- [Aim of the exercise]:
Omit all images. Write out the rest of the material exactly.

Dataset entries
▼▼▼
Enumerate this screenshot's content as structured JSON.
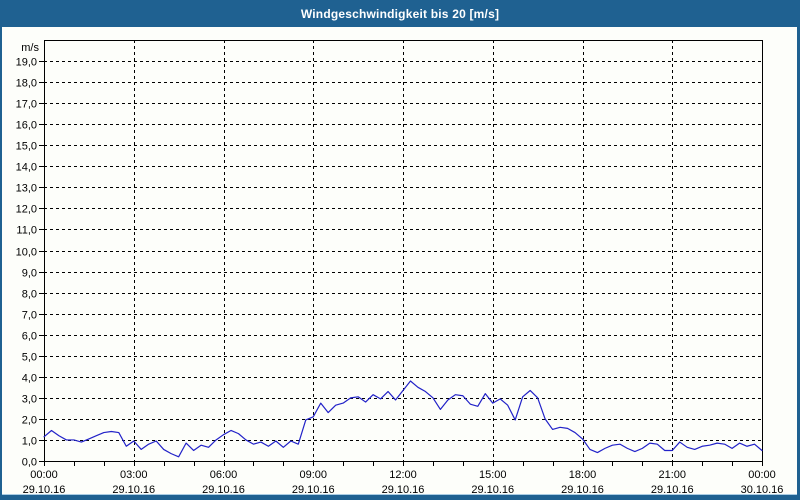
{
  "window": {
    "title": "Windgeschwindigkeit bis 20 [m/s]"
  },
  "colors": {
    "titlebar": "#1F6191",
    "frame_border": "#1F6191",
    "background": "#FDFEFA",
    "grid": "#000000",
    "axis": "#000000",
    "line": "#2222C8",
    "title_text": "#FFFFFF",
    "label_text": "#000000"
  },
  "chart_data": {
    "type": "line",
    "title": "Windgeschwindigkeit bis 20 [m/s]",
    "ylabel": "m/s",
    "xlabel": "",
    "grid": {
      "horizontal": "dashed",
      "vertical": "dashed"
    },
    "legend": "none",
    "y_axis": {
      "min": 0,
      "max": 20,
      "tick_step": 1,
      "tick_labels": [
        "0,0",
        "1,0",
        "2,0",
        "3,0",
        "4,0",
        "5,0",
        "6,0",
        "7,0",
        "8,0",
        "9,0",
        "10,0",
        "11,0",
        "12,0",
        "13,0",
        "14,0",
        "15,0",
        "16,0",
        "17,0",
        "18,0",
        "19,0"
      ],
      "unit_label": "m/s"
    },
    "x_axis": {
      "start": "29.10.16 00:00",
      "end": "30.10.16 00:00",
      "total_hours": 24,
      "minor_tick_hours": 1,
      "major_tick_hours": 3,
      "major_ticks": [
        {
          "time": "00:00",
          "date": "29.10.16"
        },
        {
          "time": "03:00",
          "date": "29.10.16"
        },
        {
          "time": "06:00",
          "date": "29.10.16"
        },
        {
          "time": "09:00",
          "date": "29.10.16"
        },
        {
          "time": "12:00",
          "date": "29.10.16"
        },
        {
          "time": "15:00",
          "date": "29.10.16"
        },
        {
          "time": "18:00",
          "date": "29.10.16"
        },
        {
          "time": "21:00",
          "date": "29.10.16"
        },
        {
          "time": "00:00",
          "date": "30.10.16"
        }
      ]
    },
    "series": [
      {
        "name": "Windgeschwindigkeit",
        "color": "#2222C8",
        "interval_minutes": 15,
        "start_time": "29.10.16 00:00",
        "values": [
          1.15,
          1.45,
          1.2,
          1.0,
          1.0,
          0.9,
          1.05,
          1.2,
          1.35,
          1.4,
          1.35,
          0.7,
          0.95,
          0.55,
          0.8,
          0.95,
          0.55,
          0.35,
          0.2,
          0.85,
          0.5,
          0.75,
          0.65,
          1.0,
          1.25,
          1.45,
          1.3,
          1.0,
          0.8,
          0.9,
          0.7,
          0.95,
          0.65,
          0.95,
          0.8,
          1.95,
          2.1,
          2.75,
          2.3,
          2.65,
          2.75,
          3.0,
          3.05,
          2.8,
          3.15,
          2.95,
          3.3,
          2.9,
          3.35,
          3.8,
          3.5,
          3.3,
          3.0,
          2.45,
          2.9,
          3.15,
          3.1,
          2.7,
          2.6,
          3.2,
          2.75,
          2.95,
          2.65,
          1.95,
          3.05,
          3.35,
          3.0,
          2.0,
          1.5,
          1.6,
          1.55,
          1.35,
          1.05,
          0.55,
          0.4,
          0.6,
          0.75,
          0.8,
          0.6,
          0.45,
          0.6,
          0.85,
          0.8,
          0.5,
          0.5,
          0.9,
          0.65,
          0.55,
          0.7,
          0.75,
          0.85,
          0.8,
          0.6,
          0.85,
          0.7,
          0.8,
          0.5
        ]
      }
    ]
  }
}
▲▲▲
- [Task output]:
Enumerate this screenshot's content as structured JSON.
{
  "window": {
    "title": "Windgeschwindigkeit bis 20 [m/s]"
  },
  "colors": {
    "titlebar": "#1F6191",
    "frame_border": "#1F6191",
    "background": "#FDFEFA",
    "grid": "#000000",
    "axis": "#000000",
    "line": "#2222C8",
    "title_text": "#FFFFFF",
    "label_text": "#000000"
  },
  "chart_data": {
    "type": "line",
    "title": "Windgeschwindigkeit bis 20 [m/s]",
    "ylabel": "m/s",
    "xlabel": "",
    "grid": {
      "horizontal": "dashed",
      "vertical": "dashed"
    },
    "legend": "none",
    "y_axis": {
      "min": 0,
      "max": 20,
      "tick_step": 1,
      "tick_labels": [
        "0,0",
        "1,0",
        "2,0",
        "3,0",
        "4,0",
        "5,0",
        "6,0",
        "7,0",
        "8,0",
        "9,0",
        "10,0",
        "11,0",
        "12,0",
        "13,0",
        "14,0",
        "15,0",
        "16,0",
        "17,0",
        "18,0",
        "19,0"
      ],
      "unit_label": "m/s"
    },
    "x_axis": {
      "start": "29.10.16 00:00",
      "end": "30.10.16 00:00",
      "total_hours": 24,
      "minor_tick_hours": 1,
      "major_tick_hours": 3,
      "major_ticks": [
        {
          "time": "00:00",
          "date": "29.10.16"
        },
        {
          "time": "03:00",
          "date": "29.10.16"
        },
        {
          "time": "06:00",
          "date": "29.10.16"
        },
        {
          "time": "09:00",
          "date": "29.10.16"
        },
        {
          "time": "12:00",
          "date": "29.10.16"
        },
        {
          "time": "15:00",
          "date": "29.10.16"
        },
        {
          "time": "18:00",
          "date": "29.10.16"
        },
        {
          "time": "21:00",
          "date": "29.10.16"
        },
        {
          "time": "00:00",
          "date": "30.10.16"
        }
      ]
    },
    "series": [
      {
        "name": "Windgeschwindigkeit",
        "color": "#2222C8",
        "interval_minutes": 15,
        "start_time": "29.10.16 00:00",
        "values": [
          1.15,
          1.45,
          1.2,
          1.0,
          1.0,
          0.9,
          1.05,
          1.2,
          1.35,
          1.4,
          1.35,
          0.7,
          0.95,
          0.55,
          0.8,
          0.95,
          0.55,
          0.35,
          0.2,
          0.85,
          0.5,
          0.75,
          0.65,
          1.0,
          1.25,
          1.45,
          1.3,
          1.0,
          0.8,
          0.9,
          0.7,
          0.95,
          0.65,
          0.95,
          0.8,
          1.95,
          2.1,
          2.75,
          2.3,
          2.65,
          2.75,
          3.0,
          3.05,
          2.8,
          3.15,
          2.95,
          3.3,
          2.9,
          3.35,
          3.8,
          3.5,
          3.3,
          3.0,
          2.45,
          2.9,
          3.15,
          3.1,
          2.7,
          2.6,
          3.2,
          2.75,
          2.95,
          2.65,
          1.95,
          3.05,
          3.35,
          3.0,
          2.0,
          1.5,
          1.6,
          1.55,
          1.35,
          1.05,
          0.55,
          0.4,
          0.6,
          0.75,
          0.8,
          0.6,
          0.45,
          0.6,
          0.85,
          0.8,
          0.5,
          0.5,
          0.9,
          0.65,
          0.55,
          0.7,
          0.75,
          0.85,
          0.8,
          0.6,
          0.85,
          0.7,
          0.8,
          0.5
        ]
      }
    ]
  }
}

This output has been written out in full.